■ **DOCUMENTO**

Investimentos

Louco é quem me diz

Um dos grandes problemas deste Planeta é que as pessoas não conseguem responder “eu não sei.”

Por Felipe Miranda

19 jul 2017, 10:26

Se gritar pega ladrão em Brasília, não sobra ninguém. Se gritar pega insider no mercado financeiro, também não – gênios anteriormente apostando na queda da Selic para 7% subitamente estavam hedgeados ou até mesmo esperando abertura de juros. Eu admiro a capacidade de mudar de opinião tão rápido e de adivinhar exatamente o timing preciso dessa alteração de posicionamento.

Só há um grupo mais populoso desde ontem: cientista político. Meu Deus. O que apareceu de especialista em política desde ontem foi uma grandeza. Era nego cravando a renúncia; era sujeito cravando a não renúncia. Era o Bolinha (eu, sempre faminto, pensei logo no restaurante) assumindo amanhã. Meireles, FHC, Tasso, Carmen Lúcia. Todo mundo sabia de tudo. Todos eles no mercado financeiro nunca foram senão príncipes na vida. Onde é que há gente neste mundo?

Acho que um dos grandes problemas deste Planeta é que as pessoas não conseguem responder “eu não sei.”

Eu não sei de nada. Mas desconfio de muita coisa.

Eu desconfio por exemplo do que os financistas, os jornalistas, os que não sabem o que é copywriting, a Apimec, a CVM teriam dito se eu houvesse afirmado que as puts sobre ações do Banco do Brasil, recomendadas em relatório da série Palavra do Estrategista, subiriam 792,31 por cento, exatamente como fizeram ontem? Ou se eu, teimando em simplesmente recorrer ao direito de liberdade de expressão (onde vivo, ele ainda está na Constituição e eu reservo-me o direito de manter-me apegado a essa Carta), tivesse sugerido uma impensável valorização de 588,89 por cento para as puts de Petrobras, sugeridas na Carteira Empiricus, coincidentemente o percentual visto ontem?

■ **TRECHOS DAS ENTRADAS**
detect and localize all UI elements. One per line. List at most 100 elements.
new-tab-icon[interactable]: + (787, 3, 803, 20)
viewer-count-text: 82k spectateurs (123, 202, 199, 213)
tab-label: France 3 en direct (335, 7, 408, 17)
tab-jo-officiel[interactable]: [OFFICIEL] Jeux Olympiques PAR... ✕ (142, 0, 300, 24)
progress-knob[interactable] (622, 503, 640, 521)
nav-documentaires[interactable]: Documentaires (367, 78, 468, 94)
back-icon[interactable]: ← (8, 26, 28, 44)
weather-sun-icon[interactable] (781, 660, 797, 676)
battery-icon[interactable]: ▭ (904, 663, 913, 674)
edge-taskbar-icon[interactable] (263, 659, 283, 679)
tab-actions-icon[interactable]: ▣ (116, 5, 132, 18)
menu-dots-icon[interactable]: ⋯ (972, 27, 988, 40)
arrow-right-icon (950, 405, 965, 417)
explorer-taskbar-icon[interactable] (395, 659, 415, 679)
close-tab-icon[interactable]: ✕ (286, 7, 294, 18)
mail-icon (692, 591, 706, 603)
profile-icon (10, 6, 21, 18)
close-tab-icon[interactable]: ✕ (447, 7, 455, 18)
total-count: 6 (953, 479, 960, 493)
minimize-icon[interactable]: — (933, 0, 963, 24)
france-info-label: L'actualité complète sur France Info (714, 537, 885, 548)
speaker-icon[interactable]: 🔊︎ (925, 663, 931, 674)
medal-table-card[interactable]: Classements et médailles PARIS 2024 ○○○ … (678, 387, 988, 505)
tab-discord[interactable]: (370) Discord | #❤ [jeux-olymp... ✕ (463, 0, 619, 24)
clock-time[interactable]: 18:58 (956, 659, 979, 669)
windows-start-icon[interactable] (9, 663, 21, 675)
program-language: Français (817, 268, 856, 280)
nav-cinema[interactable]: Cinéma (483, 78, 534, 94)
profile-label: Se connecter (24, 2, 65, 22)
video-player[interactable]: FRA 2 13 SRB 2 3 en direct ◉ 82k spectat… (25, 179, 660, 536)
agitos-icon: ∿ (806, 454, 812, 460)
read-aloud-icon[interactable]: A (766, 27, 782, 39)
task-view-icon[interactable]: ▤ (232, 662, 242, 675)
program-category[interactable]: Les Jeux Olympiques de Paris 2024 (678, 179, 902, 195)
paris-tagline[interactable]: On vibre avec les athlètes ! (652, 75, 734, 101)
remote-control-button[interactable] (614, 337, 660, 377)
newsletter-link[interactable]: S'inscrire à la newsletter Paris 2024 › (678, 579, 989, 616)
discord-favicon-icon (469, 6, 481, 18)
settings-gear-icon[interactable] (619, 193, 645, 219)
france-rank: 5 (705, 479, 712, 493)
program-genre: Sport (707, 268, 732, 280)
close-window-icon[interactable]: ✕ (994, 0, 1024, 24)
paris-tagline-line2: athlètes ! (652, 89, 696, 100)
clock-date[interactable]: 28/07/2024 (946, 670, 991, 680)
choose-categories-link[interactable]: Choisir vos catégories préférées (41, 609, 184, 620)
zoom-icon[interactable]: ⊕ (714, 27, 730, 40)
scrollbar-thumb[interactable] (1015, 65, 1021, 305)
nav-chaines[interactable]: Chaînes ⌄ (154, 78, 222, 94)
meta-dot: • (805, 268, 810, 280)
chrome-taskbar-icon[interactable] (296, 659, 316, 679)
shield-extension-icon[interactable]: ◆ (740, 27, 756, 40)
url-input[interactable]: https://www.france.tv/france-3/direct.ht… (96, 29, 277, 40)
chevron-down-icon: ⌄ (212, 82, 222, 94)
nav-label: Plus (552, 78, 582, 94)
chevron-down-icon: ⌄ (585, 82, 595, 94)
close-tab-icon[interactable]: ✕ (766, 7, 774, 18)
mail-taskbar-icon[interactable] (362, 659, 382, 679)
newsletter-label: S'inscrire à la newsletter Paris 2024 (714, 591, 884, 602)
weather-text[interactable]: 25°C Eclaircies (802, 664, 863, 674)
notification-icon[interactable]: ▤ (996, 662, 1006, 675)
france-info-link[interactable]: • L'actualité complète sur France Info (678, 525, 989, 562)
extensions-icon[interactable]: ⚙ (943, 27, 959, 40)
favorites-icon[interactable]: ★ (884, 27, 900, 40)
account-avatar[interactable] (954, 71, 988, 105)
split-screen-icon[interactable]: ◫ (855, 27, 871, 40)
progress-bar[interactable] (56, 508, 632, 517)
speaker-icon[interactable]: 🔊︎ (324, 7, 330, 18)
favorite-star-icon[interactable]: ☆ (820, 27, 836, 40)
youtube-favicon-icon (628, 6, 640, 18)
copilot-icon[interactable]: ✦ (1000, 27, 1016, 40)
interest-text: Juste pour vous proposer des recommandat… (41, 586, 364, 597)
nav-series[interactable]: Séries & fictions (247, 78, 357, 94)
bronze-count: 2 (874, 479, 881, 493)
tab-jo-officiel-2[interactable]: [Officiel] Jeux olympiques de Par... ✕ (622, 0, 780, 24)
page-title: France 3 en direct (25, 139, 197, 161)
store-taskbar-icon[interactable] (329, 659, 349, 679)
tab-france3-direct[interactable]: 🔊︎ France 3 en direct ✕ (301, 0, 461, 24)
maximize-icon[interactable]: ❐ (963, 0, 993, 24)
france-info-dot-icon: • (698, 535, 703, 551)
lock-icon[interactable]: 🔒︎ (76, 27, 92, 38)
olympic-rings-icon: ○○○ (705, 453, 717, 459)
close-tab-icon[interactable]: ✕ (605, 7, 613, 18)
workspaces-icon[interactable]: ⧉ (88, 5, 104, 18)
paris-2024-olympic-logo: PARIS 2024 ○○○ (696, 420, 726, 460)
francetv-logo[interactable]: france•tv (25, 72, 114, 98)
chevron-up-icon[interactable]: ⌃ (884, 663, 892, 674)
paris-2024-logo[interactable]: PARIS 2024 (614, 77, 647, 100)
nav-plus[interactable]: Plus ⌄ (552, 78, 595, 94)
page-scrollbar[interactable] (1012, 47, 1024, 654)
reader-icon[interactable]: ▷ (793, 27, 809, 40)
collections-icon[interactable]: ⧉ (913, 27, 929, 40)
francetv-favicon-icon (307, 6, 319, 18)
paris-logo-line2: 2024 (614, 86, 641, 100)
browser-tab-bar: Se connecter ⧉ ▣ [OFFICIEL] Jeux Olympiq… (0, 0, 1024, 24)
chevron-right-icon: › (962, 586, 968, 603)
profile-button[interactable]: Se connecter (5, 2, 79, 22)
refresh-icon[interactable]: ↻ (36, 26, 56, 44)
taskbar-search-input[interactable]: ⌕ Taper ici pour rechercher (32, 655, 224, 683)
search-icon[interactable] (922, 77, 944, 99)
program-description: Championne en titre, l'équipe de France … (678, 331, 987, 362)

■ **TAREFAS DO EXERCÍCIO**
a) Transcreva fielmente as linhas das entradas que vão do início delas até a linha que contém "tab-label: France 3", incluindo as duas pontas.
b) Escreva o trecho seguinte do texto sobre mercado financeiro e política, começando logo após a última frase apresentada.

■ **RESPOSTAS POR TAREFA**
a)
detect and localize all UI elements. One per line. List at most 100 elements.
new-tab-icon[interactable]: + (787, 3, 803, 20)
viewer-count-text: 82k spectateurs (123, 202, 199, 213)
tab-label: France 3 en direct (335, 7, 408, 17)

b)
 

Eu desconfio que diriam que não fui comedido. Que eu, a exemplo de Kafka, me inclino a certos exageros. Que induzi a potencial de valorização fora dos padrões. Que isso tudo era conversa de louco.

Mas, claro, como uma pessoa muito distinta, eu não falei nada disso.

Gostaria, porém, que soubessem: eu, que adoro copiar Jack Kerouac, escrevo justamente é para os loucos. “Porque, para mim, pessoas mesmo são os loucos, os que estão loucos para viver, loucos para falar, loucos para serem salvos, que querem tudo ao mesmo tempo, aqueles que nunca bocejam e jamais dizem coisas comuns, mas queimam, queimam, queimam como fabulosos fogos de artifício, explodindo como constelações em cujo centro fervilhante — pop — pode-se ver um brilho azul e intenso até que todos “aaaaaaah!””

O comportamento dos mercados ontem é um exemplo cristalino da não linearidade, da necessidade de perseguir-se a convexidade (lembre da curva exponencial de suas aulas de álgebra da 8a série, em comparação à curva logarítmica – mais fácil: pense no emoticon do sorriso, muito mais legal do que a carinha triste, é isso que você deve perseguir para seu portfólio), de que você nunca pode estar vendido em vol (sempre comprado), de que poucos dias fazem a diferença e de que os movimentos são sempre maiores do que queremos supor a priori. A razão é uma grande emoção, é o desejo de controle.

A coisa mais não comedida dos mercados financeiros é imaginar que o comportamento dos ativos é linear.

Louco é quem me diz.

Além de focar nos supostamente loucos, gosto também de escrever para os desesperados. Eles precisam ser acalentados e eu, talvez pretensiosamente, acho que posso contribuir. Talvez pelo histórico. Certa vez, colocaram o livro O Fim do Brasil na seção “autoajuda”. Eu me senti lisonjeado. A alternativa era estar na estante de economia e administração.

Se você está sob desespero por conta da trajetória dos mercados ontem, deixe-me lhe apresentar alguns números, algumas referências sobre circuit breakers e seu intervalo subsequente.

No dia 10 de setembro de 1998, o Ibovespa caiu 15,82 por cento. Três meses depois acumularia alta de 58,18 por cento. Seis meses depois havia mais do que dobrado (+105,45 por cento).

Em 27 de outubro de 1997,o mesmo índice perdeu 14,97 por cento. Um semestre à frente avançava 12,64 por cento.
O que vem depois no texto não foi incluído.